Using the material that follows, identify and copy each line with the string "καινοτομίας".

*****

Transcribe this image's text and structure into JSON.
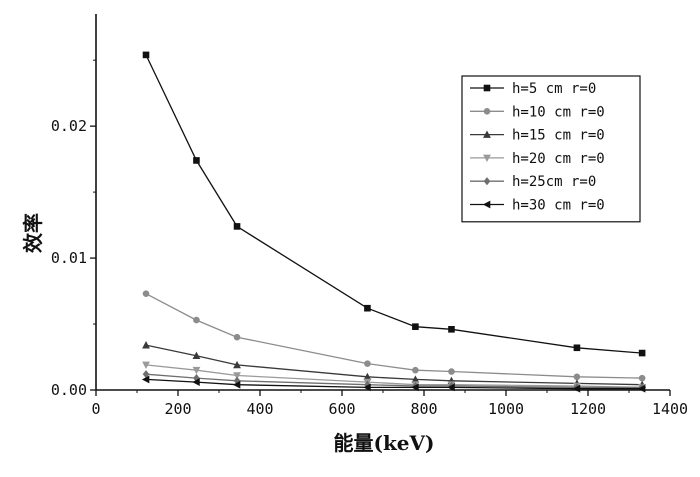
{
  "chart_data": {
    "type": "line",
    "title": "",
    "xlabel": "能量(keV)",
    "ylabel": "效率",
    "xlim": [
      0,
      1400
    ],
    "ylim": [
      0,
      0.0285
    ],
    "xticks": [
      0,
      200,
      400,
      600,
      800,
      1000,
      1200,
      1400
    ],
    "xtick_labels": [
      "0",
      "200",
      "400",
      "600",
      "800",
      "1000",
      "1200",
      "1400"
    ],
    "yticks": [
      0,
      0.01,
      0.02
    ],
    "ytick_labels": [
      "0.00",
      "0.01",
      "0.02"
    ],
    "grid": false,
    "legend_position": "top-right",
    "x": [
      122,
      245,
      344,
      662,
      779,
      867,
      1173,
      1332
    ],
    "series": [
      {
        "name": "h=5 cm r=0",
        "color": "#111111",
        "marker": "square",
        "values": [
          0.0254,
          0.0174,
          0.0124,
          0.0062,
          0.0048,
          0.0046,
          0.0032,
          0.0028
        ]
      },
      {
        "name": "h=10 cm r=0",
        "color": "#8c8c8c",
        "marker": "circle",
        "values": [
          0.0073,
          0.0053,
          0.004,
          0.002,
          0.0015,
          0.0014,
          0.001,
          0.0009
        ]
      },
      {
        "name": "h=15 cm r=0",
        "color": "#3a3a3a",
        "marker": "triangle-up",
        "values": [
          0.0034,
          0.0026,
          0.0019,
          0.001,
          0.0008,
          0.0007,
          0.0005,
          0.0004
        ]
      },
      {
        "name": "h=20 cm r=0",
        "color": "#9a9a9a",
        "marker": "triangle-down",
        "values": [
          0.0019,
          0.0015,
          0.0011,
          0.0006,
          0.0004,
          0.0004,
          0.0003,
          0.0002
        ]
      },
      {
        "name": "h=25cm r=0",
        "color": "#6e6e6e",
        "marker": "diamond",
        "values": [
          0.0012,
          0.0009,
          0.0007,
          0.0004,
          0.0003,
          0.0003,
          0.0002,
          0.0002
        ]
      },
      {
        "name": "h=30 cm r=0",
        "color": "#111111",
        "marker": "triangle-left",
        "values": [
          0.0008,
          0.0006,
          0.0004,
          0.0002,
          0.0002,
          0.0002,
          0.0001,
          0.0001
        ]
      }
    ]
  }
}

*****

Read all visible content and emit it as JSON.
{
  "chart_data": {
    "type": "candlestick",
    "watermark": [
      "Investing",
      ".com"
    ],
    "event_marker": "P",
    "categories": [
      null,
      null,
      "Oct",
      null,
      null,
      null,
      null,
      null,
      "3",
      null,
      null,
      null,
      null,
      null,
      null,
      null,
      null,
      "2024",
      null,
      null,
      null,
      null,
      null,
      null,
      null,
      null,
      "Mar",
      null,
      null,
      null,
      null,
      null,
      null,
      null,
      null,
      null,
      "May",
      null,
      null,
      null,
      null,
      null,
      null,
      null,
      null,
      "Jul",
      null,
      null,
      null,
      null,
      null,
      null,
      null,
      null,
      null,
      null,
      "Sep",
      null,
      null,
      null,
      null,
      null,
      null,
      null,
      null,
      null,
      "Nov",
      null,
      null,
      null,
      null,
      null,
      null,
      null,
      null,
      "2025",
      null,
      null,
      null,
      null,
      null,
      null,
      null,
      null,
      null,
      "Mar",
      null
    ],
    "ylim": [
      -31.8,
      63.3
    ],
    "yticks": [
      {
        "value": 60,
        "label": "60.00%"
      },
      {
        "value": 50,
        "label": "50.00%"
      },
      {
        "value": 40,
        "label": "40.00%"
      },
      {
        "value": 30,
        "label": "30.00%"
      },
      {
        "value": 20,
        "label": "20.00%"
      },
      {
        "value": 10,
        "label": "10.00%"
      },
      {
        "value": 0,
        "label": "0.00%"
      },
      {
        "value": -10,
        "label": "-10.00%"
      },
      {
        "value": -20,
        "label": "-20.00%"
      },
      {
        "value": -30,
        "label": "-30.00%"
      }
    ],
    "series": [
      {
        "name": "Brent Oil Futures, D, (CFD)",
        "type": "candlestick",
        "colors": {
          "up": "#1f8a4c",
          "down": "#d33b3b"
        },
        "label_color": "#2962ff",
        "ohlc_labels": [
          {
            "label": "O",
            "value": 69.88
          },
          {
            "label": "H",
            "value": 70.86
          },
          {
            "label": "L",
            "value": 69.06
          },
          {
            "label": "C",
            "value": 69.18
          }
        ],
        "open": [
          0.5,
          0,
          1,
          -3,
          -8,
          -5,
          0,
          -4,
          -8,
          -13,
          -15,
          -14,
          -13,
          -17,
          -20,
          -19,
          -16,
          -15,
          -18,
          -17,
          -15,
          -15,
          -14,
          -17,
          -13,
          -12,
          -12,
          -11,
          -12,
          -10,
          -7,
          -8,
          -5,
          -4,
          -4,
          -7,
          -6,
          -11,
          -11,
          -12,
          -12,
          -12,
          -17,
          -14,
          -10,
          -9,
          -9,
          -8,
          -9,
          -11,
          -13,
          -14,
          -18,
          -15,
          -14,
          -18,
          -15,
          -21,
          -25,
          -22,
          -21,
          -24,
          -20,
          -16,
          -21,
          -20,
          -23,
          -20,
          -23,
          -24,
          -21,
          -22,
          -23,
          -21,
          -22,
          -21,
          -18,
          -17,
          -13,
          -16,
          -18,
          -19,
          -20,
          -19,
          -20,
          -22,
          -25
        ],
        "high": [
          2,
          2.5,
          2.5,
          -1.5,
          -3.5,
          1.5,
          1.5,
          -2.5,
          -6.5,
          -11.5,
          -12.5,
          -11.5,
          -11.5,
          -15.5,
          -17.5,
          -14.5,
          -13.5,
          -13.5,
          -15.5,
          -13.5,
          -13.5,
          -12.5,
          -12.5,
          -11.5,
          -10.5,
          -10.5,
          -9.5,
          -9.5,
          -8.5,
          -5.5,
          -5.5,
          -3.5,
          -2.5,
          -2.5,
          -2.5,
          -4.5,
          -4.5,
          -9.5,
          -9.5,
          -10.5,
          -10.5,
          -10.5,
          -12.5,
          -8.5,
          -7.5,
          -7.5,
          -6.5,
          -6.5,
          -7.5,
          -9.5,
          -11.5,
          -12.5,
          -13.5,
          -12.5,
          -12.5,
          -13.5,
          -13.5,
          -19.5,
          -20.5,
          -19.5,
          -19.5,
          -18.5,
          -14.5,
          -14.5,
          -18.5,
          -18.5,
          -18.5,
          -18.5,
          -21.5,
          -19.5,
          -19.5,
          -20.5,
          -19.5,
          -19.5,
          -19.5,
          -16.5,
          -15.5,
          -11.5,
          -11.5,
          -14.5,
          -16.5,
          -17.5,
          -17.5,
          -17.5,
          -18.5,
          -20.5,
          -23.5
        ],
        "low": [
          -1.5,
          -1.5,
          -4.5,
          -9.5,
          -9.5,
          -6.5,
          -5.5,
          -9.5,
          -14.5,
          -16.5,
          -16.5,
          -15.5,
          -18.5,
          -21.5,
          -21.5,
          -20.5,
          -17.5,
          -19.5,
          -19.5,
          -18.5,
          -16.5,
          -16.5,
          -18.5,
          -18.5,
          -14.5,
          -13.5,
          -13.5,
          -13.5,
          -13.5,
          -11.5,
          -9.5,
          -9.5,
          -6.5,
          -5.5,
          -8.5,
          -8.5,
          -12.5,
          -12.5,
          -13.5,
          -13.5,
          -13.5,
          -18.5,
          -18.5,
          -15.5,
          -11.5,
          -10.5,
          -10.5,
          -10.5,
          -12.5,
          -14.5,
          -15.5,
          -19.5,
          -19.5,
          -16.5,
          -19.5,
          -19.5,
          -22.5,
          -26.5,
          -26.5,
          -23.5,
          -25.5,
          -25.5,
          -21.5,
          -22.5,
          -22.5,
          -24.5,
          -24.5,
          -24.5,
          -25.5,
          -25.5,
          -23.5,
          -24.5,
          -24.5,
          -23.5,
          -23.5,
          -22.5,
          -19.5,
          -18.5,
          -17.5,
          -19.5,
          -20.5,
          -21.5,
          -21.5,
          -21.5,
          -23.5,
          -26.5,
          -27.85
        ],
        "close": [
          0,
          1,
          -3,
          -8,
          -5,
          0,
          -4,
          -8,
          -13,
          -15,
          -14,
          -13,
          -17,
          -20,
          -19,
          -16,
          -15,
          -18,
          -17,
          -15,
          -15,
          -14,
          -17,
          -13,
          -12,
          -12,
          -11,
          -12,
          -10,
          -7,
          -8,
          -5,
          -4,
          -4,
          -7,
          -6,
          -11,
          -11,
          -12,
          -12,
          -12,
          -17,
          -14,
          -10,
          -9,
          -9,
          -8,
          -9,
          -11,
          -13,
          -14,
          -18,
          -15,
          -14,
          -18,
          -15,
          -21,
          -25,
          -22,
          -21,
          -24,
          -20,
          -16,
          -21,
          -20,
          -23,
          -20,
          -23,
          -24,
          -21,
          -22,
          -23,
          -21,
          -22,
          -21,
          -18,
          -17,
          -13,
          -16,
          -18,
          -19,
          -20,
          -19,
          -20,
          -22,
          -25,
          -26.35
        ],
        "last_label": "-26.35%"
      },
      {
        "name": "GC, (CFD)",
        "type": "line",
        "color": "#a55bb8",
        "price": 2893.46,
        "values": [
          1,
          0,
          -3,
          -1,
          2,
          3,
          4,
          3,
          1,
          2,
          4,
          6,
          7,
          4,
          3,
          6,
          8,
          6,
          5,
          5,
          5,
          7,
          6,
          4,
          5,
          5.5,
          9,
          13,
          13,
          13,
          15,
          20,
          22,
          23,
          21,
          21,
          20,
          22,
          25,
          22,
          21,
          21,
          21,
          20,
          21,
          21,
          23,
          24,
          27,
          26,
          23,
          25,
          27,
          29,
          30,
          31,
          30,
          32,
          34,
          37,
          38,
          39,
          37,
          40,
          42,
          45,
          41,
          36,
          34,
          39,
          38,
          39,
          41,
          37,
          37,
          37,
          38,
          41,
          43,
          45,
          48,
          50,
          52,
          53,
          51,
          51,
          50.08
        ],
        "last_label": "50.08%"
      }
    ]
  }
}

*****

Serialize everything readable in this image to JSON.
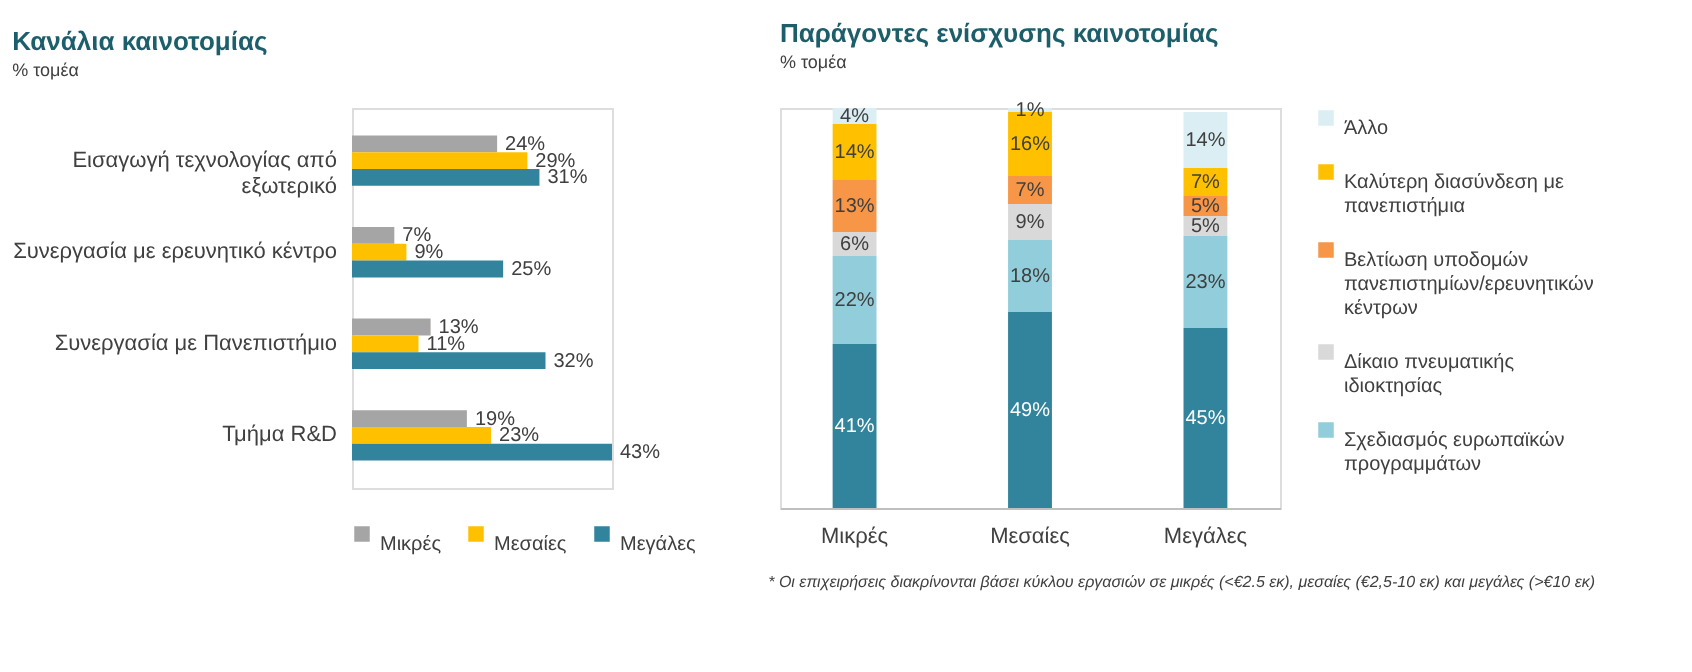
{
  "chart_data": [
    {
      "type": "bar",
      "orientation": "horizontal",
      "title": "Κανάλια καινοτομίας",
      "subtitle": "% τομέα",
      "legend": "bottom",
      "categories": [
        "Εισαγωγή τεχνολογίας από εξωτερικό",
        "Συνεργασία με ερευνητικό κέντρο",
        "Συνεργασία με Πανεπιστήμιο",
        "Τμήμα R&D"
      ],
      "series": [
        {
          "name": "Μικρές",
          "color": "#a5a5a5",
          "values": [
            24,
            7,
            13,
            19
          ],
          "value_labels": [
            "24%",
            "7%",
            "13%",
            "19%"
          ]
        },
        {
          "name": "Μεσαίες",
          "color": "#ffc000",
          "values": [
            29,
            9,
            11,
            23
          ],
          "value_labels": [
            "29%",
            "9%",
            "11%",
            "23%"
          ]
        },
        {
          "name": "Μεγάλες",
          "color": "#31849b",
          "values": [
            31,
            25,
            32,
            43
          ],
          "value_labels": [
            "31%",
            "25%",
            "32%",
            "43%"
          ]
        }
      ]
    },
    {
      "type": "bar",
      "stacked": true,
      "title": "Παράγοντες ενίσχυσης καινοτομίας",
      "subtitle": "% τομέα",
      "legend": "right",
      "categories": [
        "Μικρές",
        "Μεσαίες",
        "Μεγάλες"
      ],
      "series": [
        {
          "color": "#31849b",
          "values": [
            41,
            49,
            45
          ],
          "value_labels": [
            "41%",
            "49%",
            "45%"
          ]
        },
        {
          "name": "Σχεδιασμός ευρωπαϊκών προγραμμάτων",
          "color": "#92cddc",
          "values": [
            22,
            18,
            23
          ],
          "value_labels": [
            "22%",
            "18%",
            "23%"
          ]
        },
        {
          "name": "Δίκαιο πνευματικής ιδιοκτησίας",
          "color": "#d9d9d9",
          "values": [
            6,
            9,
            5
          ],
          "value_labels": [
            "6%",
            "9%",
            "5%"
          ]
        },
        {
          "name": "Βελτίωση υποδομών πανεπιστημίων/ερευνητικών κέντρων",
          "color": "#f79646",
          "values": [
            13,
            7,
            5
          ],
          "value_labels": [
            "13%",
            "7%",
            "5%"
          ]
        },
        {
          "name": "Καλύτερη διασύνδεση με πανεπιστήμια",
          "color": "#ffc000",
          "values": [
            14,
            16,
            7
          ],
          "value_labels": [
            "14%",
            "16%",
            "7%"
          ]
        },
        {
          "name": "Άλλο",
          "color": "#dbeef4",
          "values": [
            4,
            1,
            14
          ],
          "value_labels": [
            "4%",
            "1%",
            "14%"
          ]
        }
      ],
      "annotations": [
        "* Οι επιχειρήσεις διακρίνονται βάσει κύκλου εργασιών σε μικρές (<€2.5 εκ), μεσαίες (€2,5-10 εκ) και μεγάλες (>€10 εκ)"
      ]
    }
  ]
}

*****

- _RESPONSE TO THE TASK_
      "title": "Κανάλια καινοτομίας",
      "title": "Παράγοντες ενίσχυσης καινοτομίας",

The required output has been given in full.